/---
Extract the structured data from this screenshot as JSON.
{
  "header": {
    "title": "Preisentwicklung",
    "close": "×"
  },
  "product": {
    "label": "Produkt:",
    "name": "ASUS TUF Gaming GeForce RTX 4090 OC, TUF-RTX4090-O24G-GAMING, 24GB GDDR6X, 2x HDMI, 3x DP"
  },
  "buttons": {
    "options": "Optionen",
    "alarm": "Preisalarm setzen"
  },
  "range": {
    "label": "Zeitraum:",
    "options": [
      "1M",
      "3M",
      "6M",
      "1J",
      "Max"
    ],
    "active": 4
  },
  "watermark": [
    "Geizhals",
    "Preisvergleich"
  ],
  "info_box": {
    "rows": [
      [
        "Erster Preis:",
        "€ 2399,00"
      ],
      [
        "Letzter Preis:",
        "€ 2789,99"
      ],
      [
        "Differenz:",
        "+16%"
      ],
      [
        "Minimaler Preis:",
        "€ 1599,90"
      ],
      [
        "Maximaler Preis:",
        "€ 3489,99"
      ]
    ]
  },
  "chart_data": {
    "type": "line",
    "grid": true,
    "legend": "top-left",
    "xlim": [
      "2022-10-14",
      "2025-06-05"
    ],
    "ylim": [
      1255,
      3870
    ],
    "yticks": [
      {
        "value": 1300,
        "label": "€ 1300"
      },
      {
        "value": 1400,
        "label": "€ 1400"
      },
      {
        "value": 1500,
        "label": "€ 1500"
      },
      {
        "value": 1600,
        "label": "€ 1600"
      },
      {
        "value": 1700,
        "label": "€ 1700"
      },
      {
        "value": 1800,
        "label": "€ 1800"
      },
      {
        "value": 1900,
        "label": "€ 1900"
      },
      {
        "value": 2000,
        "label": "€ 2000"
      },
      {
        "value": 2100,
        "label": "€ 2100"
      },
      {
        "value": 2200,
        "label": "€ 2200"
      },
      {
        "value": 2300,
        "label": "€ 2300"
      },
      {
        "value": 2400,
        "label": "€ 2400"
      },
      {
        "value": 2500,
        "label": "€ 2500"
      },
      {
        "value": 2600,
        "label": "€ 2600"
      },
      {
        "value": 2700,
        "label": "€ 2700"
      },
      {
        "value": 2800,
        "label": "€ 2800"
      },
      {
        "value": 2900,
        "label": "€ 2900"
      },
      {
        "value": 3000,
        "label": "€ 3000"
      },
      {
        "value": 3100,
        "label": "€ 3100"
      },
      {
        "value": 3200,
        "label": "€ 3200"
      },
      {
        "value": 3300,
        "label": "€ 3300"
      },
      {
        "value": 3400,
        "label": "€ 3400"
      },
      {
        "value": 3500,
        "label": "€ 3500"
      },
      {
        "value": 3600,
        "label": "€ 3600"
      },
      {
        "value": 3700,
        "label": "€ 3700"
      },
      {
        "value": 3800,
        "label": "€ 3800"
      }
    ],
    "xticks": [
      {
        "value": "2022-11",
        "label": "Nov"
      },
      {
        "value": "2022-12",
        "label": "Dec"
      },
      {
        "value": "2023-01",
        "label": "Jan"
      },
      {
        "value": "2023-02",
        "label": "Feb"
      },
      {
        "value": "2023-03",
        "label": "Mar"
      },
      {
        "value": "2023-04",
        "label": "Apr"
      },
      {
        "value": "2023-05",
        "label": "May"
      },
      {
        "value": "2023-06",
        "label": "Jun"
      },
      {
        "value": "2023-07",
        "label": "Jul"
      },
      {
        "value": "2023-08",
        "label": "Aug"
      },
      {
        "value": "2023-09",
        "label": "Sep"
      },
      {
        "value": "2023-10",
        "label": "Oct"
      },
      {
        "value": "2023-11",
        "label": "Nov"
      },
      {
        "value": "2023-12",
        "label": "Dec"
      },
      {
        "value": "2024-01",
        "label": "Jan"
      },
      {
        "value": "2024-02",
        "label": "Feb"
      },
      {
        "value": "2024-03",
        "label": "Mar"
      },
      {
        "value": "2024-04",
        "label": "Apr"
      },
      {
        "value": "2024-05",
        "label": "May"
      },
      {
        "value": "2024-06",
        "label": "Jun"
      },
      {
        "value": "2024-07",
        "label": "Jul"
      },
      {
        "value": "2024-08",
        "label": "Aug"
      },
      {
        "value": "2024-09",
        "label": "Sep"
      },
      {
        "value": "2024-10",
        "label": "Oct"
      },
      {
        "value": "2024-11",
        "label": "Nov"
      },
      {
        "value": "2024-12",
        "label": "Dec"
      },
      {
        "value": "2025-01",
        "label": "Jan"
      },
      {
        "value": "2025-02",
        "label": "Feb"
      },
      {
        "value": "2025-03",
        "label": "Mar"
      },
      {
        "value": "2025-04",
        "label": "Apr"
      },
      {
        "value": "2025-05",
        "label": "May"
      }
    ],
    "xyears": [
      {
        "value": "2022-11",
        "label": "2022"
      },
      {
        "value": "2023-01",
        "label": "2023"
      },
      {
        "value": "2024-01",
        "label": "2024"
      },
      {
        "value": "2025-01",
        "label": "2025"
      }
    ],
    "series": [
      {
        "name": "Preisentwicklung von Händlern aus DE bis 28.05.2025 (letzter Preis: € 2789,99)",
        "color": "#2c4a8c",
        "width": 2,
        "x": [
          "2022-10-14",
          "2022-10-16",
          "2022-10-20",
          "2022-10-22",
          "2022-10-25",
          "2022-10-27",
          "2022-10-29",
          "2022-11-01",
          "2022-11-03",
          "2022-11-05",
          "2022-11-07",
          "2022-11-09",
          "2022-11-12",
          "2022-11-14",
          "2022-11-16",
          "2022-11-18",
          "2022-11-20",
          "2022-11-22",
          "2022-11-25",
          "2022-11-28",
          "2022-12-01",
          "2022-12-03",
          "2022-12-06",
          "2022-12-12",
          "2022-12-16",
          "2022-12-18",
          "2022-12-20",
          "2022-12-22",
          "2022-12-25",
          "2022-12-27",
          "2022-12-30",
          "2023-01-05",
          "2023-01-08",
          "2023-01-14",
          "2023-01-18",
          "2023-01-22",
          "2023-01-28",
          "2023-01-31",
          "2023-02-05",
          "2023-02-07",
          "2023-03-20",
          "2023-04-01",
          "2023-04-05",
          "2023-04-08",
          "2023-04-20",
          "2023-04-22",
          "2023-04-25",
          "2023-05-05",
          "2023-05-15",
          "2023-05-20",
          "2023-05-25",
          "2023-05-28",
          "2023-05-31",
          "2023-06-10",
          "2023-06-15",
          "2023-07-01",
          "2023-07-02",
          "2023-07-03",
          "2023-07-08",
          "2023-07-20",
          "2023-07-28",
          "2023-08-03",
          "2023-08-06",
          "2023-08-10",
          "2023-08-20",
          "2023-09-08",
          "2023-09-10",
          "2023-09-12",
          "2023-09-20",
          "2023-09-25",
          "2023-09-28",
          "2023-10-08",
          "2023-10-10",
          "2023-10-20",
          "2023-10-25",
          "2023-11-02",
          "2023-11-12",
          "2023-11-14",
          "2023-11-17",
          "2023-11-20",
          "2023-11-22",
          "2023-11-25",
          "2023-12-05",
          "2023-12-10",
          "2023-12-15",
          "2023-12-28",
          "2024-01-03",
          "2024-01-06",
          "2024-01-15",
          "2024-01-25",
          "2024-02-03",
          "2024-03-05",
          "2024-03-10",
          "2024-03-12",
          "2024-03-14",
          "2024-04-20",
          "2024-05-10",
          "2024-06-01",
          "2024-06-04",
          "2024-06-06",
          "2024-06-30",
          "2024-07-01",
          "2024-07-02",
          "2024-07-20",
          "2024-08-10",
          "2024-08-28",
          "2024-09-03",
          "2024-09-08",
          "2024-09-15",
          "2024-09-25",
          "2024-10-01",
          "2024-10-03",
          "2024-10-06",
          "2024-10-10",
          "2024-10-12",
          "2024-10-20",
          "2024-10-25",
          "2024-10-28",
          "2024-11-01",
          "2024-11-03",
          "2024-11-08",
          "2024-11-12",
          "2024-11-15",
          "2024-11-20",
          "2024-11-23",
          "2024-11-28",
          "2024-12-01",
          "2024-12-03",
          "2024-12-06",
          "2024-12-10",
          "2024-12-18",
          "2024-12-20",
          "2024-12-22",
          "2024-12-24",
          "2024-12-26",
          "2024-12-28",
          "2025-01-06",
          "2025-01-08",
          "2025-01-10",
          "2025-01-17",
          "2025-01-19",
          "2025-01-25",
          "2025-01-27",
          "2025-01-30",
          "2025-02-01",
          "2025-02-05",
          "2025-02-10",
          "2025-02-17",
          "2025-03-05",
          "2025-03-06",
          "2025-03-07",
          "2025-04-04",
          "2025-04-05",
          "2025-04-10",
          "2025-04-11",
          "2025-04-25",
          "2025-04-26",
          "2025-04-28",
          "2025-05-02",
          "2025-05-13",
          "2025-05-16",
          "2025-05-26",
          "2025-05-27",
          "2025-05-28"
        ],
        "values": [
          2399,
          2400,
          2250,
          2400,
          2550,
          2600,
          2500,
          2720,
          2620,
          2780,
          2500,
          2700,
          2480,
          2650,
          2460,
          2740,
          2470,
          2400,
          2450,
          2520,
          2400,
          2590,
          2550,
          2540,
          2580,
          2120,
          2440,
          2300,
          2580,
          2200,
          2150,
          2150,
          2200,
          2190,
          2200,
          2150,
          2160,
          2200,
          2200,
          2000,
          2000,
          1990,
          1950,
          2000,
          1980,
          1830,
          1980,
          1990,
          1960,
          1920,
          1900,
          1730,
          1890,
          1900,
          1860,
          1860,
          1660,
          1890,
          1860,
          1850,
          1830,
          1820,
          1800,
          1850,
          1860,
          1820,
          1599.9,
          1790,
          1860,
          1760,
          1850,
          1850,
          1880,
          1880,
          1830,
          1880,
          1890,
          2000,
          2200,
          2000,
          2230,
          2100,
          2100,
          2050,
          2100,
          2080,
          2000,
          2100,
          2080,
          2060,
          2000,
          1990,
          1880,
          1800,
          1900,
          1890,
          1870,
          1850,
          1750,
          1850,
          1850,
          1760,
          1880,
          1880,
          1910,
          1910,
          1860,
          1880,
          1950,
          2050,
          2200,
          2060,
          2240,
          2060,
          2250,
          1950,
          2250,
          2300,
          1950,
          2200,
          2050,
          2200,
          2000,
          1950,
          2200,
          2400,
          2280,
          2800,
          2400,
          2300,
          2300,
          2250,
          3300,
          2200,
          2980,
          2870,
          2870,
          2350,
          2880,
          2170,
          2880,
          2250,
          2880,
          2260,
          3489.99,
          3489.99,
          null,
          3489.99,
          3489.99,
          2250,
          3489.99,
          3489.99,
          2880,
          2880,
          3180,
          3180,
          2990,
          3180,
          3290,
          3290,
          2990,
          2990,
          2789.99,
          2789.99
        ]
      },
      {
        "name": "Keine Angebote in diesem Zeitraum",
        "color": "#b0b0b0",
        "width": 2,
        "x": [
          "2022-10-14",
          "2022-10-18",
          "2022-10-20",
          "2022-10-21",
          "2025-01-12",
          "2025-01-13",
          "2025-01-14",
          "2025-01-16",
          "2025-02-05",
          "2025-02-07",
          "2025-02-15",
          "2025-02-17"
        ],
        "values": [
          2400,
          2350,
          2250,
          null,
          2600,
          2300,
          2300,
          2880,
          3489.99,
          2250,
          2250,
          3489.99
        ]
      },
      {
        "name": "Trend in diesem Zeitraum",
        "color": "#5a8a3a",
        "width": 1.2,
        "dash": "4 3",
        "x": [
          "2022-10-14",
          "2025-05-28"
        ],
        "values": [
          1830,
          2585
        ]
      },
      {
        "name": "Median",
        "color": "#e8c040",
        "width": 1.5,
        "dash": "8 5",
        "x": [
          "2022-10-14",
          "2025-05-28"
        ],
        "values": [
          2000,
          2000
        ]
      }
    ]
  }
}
\---
- _WHAT YOU HAVE TO DO_:
Within the listing, how many lines hold the word "Preisentwicklung"? Only the number is to be given.

- _FINAL RESULT_:
2